- Goal
Leave the pictures out and print every record below exactly as it stands.

⟨

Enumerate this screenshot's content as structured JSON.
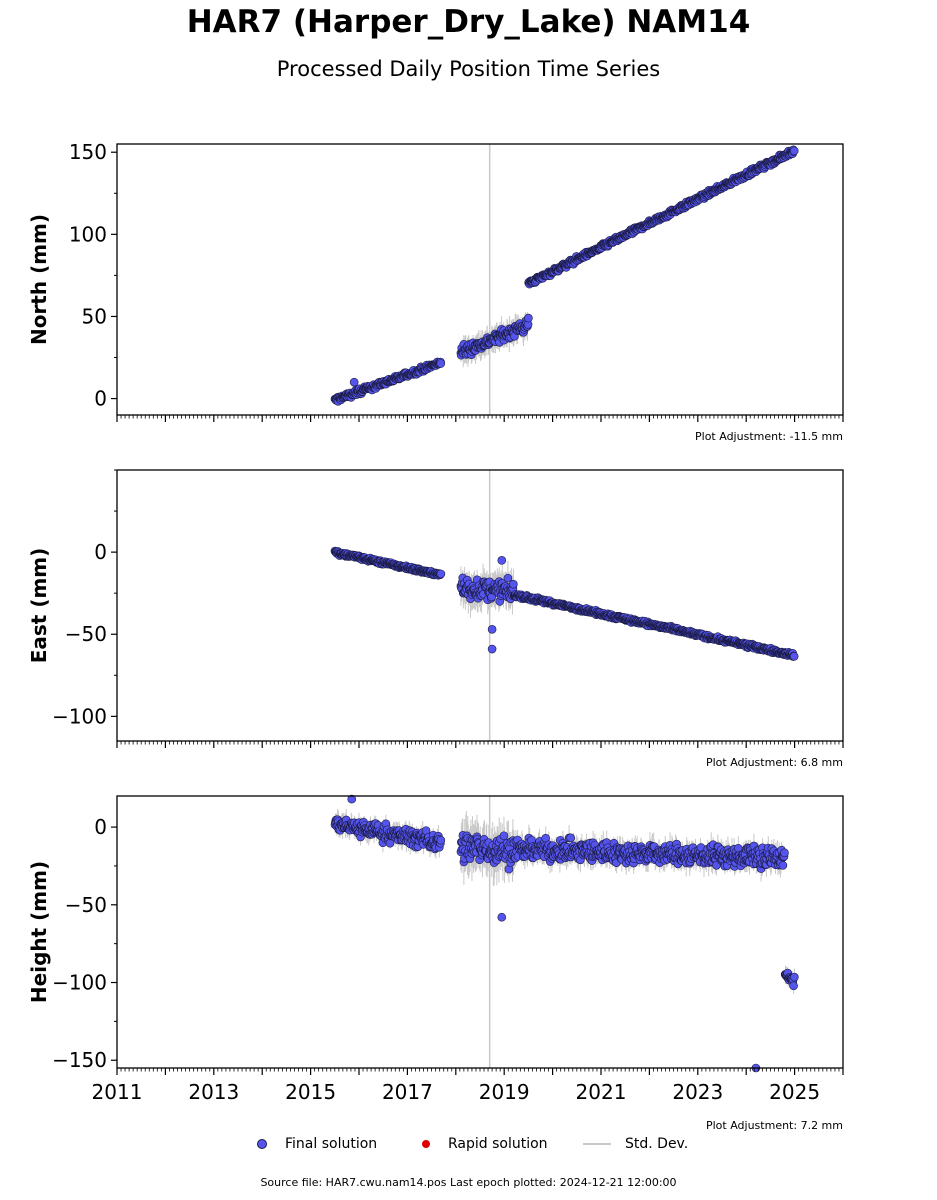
{
  "chart_data": {
    "type": "scatter",
    "title": "HAR7 (Harper_Dry_Lake) NAM14",
    "subtitle": "Processed Daily Position Time Series",
    "x_range": [
      2011,
      2026
    ],
    "x_ticks": [
      "2011",
      "2013",
      "2015",
      "2017",
      "2019",
      "2021",
      "2023",
      "2025"
    ],
    "x_tick_values": [
      2011,
      2013,
      2015,
      2017,
      2019,
      2021,
      2023,
      2025
    ],
    "colors": {
      "final": "#5555ee",
      "final_edge": "#1a1a40",
      "rapid": "#dd0000",
      "stddev": "#c8c8c8"
    },
    "panels": [
      {
        "ylabel": "North (mm)",
        "ylim": [
          -10,
          155
        ],
        "yticks": [
          0,
          50,
          100,
          150
        ],
        "ytick_labels": [
          "0",
          "50",
          "100",
          "150"
        ],
        "adjustment": "Plot Adjustment: -11.5 mm",
        "series": [
          {
            "name": "Final solution",
            "x": [
              2015.5,
              2017.7
            ],
            "y": [
              -1,
              22
            ]
          },
          {
            "name": "Final solution",
            "x": [
              2018.1,
              2019.5
            ],
            "y": [
              28,
              45
            ]
          },
          {
            "name": "Final solution",
            "x": [
              2019.5,
              2025.0
            ],
            "y": [
              70,
              151
            ]
          }
        ],
        "outliers": [
          {
            "x": 2015.9,
            "y": 10
          },
          {
            "x": 2019.5,
            "y": 49
          }
        ]
      },
      {
        "ylabel": "East (mm)",
        "ylim": [
          -115,
          50
        ],
        "yticks": [
          0,
          -50,
          -100
        ],
        "ytick_labels": [
          "0",
          "−50",
          "−100"
        ],
        "adjustment": "Plot Adjustment: 6.8 mm",
        "series": [
          {
            "name": "Final solution",
            "x": [
              2015.5,
              2017.7
            ],
            "y": [
              0,
              -14
            ]
          },
          {
            "name": "Final solution",
            "x": [
              2018.1,
              2019.2
            ],
            "y": [
              -22,
              -24
            ]
          },
          {
            "name": "Final solution",
            "x": [
              2019.2,
              2025.0
            ],
            "y": [
              -26,
              -63
            ]
          }
        ],
        "outliers": [
          {
            "x": 2018.75,
            "y": -59
          },
          {
            "x": 2018.75,
            "y": -47
          },
          {
            "x": 2018.95,
            "y": -5
          }
        ]
      },
      {
        "ylabel": "Height (mm)",
        "ylim": [
          -155,
          20
        ],
        "yticks": [
          0,
          -50,
          -100,
          -150
        ],
        "ytick_labels": [
          "0",
          "−50",
          "−100",
          "−150"
        ],
        "adjustment": "Plot Adjustment: 7.2 mm",
        "series": [
          {
            "name": "Final solution",
            "x": [
              2015.5,
              2017.7
            ],
            "y": [
              2,
              -10
            ]
          },
          {
            "name": "Final solution",
            "x": [
              2018.1,
              2019.2
            ],
            "y": [
              -12,
              -16
            ]
          },
          {
            "name": "Final solution",
            "x": [
              2019.2,
              2024.8
            ],
            "y": [
              -14,
              -20
            ]
          },
          {
            "name": "Final solution",
            "x": [
              2024.8,
              2025.0
            ],
            "y": [
              -95,
              -100
            ]
          }
        ],
        "outliers": [
          {
            "x": 2018.95,
            "y": -58
          },
          {
            "x": 2015.85,
            "y": 18
          },
          {
            "x": 2024.2,
            "y": -155
          }
        ]
      }
    ]
  },
  "legend": {
    "final_label": "Final solution",
    "rapid_label": "Rapid solution",
    "stddev_label": "Std. Dev."
  },
  "footer": "Source file: HAR7.cwu.nam14.pos  Last epoch plotted: 2024-12-21 12:00:00"
}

⟩

- Output for this task
Enumerate this screenshot's content as structured JSON.
{
  "chart_data": {
    "type": "scatter",
    "title": "HAR7 (Harper_Dry_Lake) NAM14",
    "subtitle": "Processed Daily Position Time Series",
    "x_range": [
      2011,
      2026
    ],
    "x_ticks": [
      "2011",
      "2013",
      "2015",
      "2017",
      "2019",
      "2021",
      "2023",
      "2025"
    ],
    "x_tick_values": [
      2011,
      2013,
      2015,
      2017,
      2019,
      2021,
      2023,
      2025
    ],
    "colors": {
      "final": "#5555ee",
      "final_edge": "#1a1a40",
      "rapid": "#dd0000",
      "stddev": "#c8c8c8"
    },
    "panels": [
      {
        "ylabel": "North (mm)",
        "ylim": [
          -10,
          155
        ],
        "yticks": [
          0,
          50,
          100,
          150
        ],
        "ytick_labels": [
          "0",
          "50",
          "100",
          "150"
        ],
        "adjustment": "Plot Adjustment: -11.5 mm",
        "series": [
          {
            "name": "Final solution",
            "x": [
              2015.5,
              2017.7
            ],
            "y": [
              -1,
              22
            ]
          },
          {
            "name": "Final solution",
            "x": [
              2018.1,
              2019.5
            ],
            "y": [
              28,
              45
            ]
          },
          {
            "name": "Final solution",
            "x": [
              2019.5,
              2025.0
            ],
            "y": [
              70,
              151
            ]
          }
        ],
        "outliers": [
          {
            "x": 2015.9,
            "y": 10
          },
          {
            "x": 2019.5,
            "y": 49
          }
        ]
      },
      {
        "ylabel": "East (mm)",
        "ylim": [
          -115,
          50
        ],
        "yticks": [
          0,
          -50,
          -100
        ],
        "ytick_labels": [
          "0",
          "−50",
          "−100"
        ],
        "adjustment": "Plot Adjustment: 6.8 mm",
        "series": [
          {
            "name": "Final solution",
            "x": [
              2015.5,
              2017.7
            ],
            "y": [
              0,
              -14
            ]
          },
          {
            "name": "Final solution",
            "x": [
              2018.1,
              2019.2
            ],
            "y": [
              -22,
              -24
            ]
          },
          {
            "name": "Final solution",
            "x": [
              2019.2,
              2025.0
            ],
            "y": [
              -26,
              -63
            ]
          }
        ],
        "outliers": [
          {
            "x": 2018.75,
            "y": -59
          },
          {
            "x": 2018.75,
            "y": -47
          },
          {
            "x": 2018.95,
            "y": -5
          }
        ]
      },
      {
        "ylabel": "Height (mm)",
        "ylim": [
          -155,
          20
        ],
        "yticks": [
          0,
          -50,
          -100,
          -150
        ],
        "ytick_labels": [
          "0",
          "−50",
          "−100",
          "−150"
        ],
        "adjustment": "Plot Adjustment: 7.2 mm",
        "series": [
          {
            "name": "Final solution",
            "x": [
              2015.5,
              2017.7
            ],
            "y": [
              2,
              -10
            ]
          },
          {
            "name": "Final solution",
            "x": [
              2018.1,
              2019.2
            ],
            "y": [
              -12,
              -16
            ]
          },
          {
            "name": "Final solution",
            "x": [
              2019.2,
              2024.8
            ],
            "y": [
              -14,
              -20
            ]
          },
          {
            "name": "Final solution",
            "x": [
              2024.8,
              2025.0
            ],
            "y": [
              -95,
              -100
            ]
          }
        ],
        "outliers": [
          {
            "x": 2018.95,
            "y": -58
          },
          {
            "x": 2015.85,
            "y": 18
          },
          {
            "x": 2024.2,
            "y": -155
          }
        ]
      }
    ]
  },
  "legend": {
    "final_label": "Final solution",
    "rapid_label": "Rapid solution",
    "stddev_label": "Std. Dev."
  },
  "footer": "Source file: HAR7.cwu.nam14.pos  Last epoch plotted: 2024-12-21 12:00:00"
}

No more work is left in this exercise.